**Records from a data source:**
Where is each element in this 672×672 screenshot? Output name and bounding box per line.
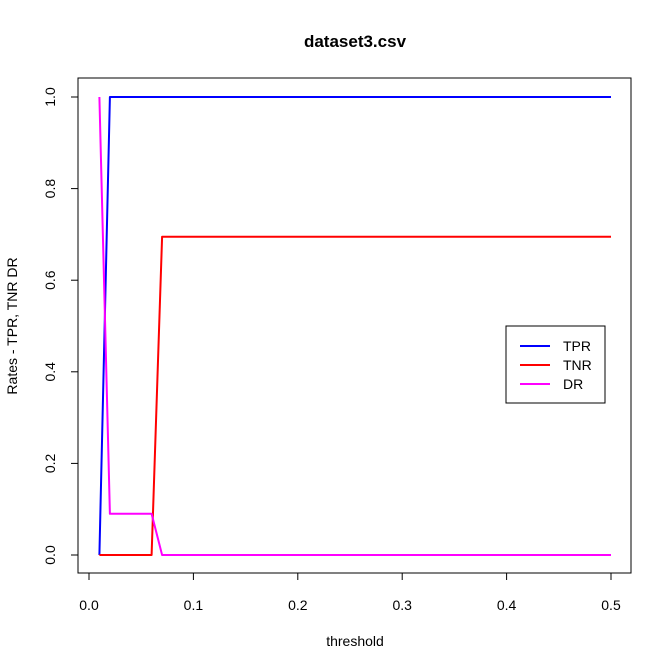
legend-label-tpr: TPR [563, 338, 591, 354]
series-line-tnr [99, 235, 611, 556]
chart-title: dataset3.csv [304, 32, 407, 51]
series-line-tpr [98, 96, 611, 556]
y-tick-label: 0.8 [42, 179, 58, 199]
y-tick-label: 1.0 [42, 87, 58, 107]
y-tick-label: 0.2 [42, 453, 58, 473]
x-tick-label: 0.5 [601, 597, 621, 613]
legend-label-dr: DR [563, 376, 583, 392]
y-axis-label: Rates - TPR, TNR DR [4, 257, 20, 394]
y-axis: 0.0 0.2 0.4 0.6 0.8 1.0 [42, 87, 79, 565]
series-line-dr [98, 96, 611, 556]
x-axis: 0.0 0.1 0.2 0.3 0.4 0.5 [79, 572, 621, 613]
series-lines [98, 96, 611, 556]
x-tick-label: 0.2 [288, 597, 308, 613]
x-tick-label: 0.0 [79, 597, 99, 613]
x-tick-label: 0.3 [392, 597, 412, 613]
y-tick-label: 0.6 [42, 270, 58, 290]
legend-label-tnr: TNR [563, 357, 592, 373]
x-axis-label: threshold [326, 633, 384, 649]
x-tick-label: 0.1 [184, 597, 204, 613]
y-tick-label: 0.0 [42, 545, 58, 565]
legend: TPR TNR DR [505, 325, 606, 404]
y-tick-label: 0.4 [42, 362, 58, 382]
legend-entries: TPR TNR DR [520, 338, 592, 392]
x-tick-label: 0.4 [497, 597, 517, 613]
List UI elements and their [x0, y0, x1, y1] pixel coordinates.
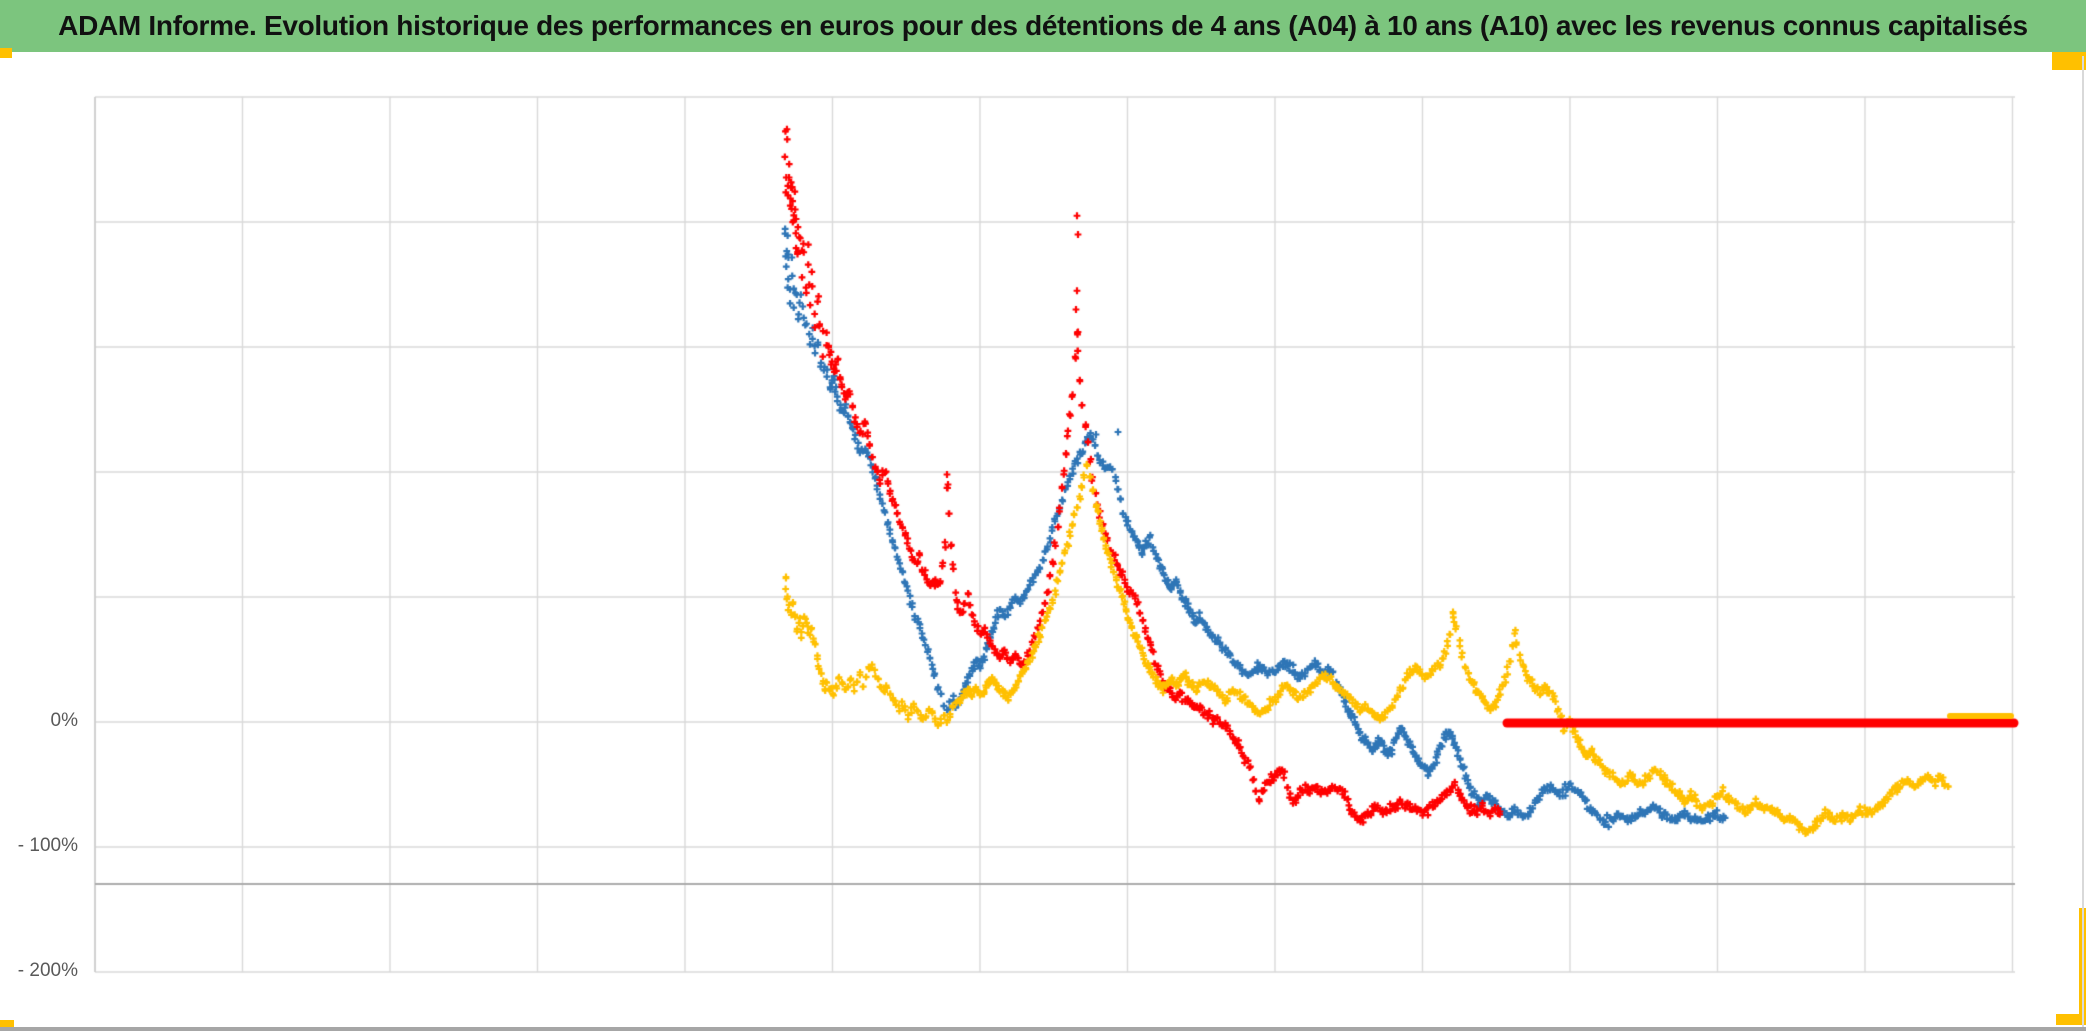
y-axis-label-0: 0%	[50, 710, 78, 731]
y-axis-label-200: - 200%	[17, 960, 78, 981]
y-axis-label-100: - 100%	[17, 835, 78, 856]
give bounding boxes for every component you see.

**Short task:**
Format every line above as a numbered list, skipping blank lines and leaving the pictures out.

**Result:**
1. Where is each element in this 672×672 screenshot? Output name and bounding box per line.
2. legend-label-tpr: TPR [563, 338, 591, 354]
3. series-line-tnr [99, 235, 611, 556]
4. chart-title: dataset3.csv [304, 32, 407, 51]
5. series-line-tpr [98, 96, 611, 556]
6. y-tick-label: 0.8 [42, 179, 58, 199]
7. y-tick-label: 1.0 [42, 87, 58, 107]
8. y-tick-label: 0.2 [42, 453, 58, 473]
9. x-tick-label: 0.5 [601, 597, 621, 613]
10. legend-label-dr: DR [563, 376, 583, 392]
11. y-axis-label: Rates - TPR, TNR DR [4, 257, 20, 394]
12. y-axis: 0.0 0.2 0.4 0.6 0.8 1.0 [42, 87, 79, 565]
13. series-line-dr [98, 96, 611, 556]
14. x-axis: 0.0 0.1 0.2 0.3 0.4 0.5 [79, 572, 621, 613]
15. series-lines [98, 96, 611, 556]
16. x-tick-label: 0.2 [288, 597, 308, 613]
17. x-tick-label: 0.0 [79, 597, 99, 613]
18. x-tick-label: 0.3 [392, 597, 412, 613]
19. y-tick-label: 0.6 [42, 270, 58, 290]
20. legend-label-tnr: TNR [563, 357, 592, 373]
21. x-axis-label: threshold [326, 633, 384, 649]
22. x-tick-label: 0.1 [184, 597, 204, 613]
23. y-tick-label: 0.0 [42, 545, 58, 565]
24. legend: TPR TNR DR [505, 325, 606, 404]
25. y-tick-label: 0.4 [42, 362, 58, 382]
26. legend-entries: TPR TNR DR [520, 338, 592, 392]
27. x-tick-label: 0.4 [497, 597, 517, 613]
28. List UI elements and their [x0, y0, x1, y1] pixel coordinates.
29. y-axis-label-0: 0%	[50, 710, 78, 731]
30. y-axis-label-200: - 200%	[17, 960, 78, 981]
31. y-axis-label-100: - 100%	[17, 835, 78, 856]
32. give bounding boxes for every component you see.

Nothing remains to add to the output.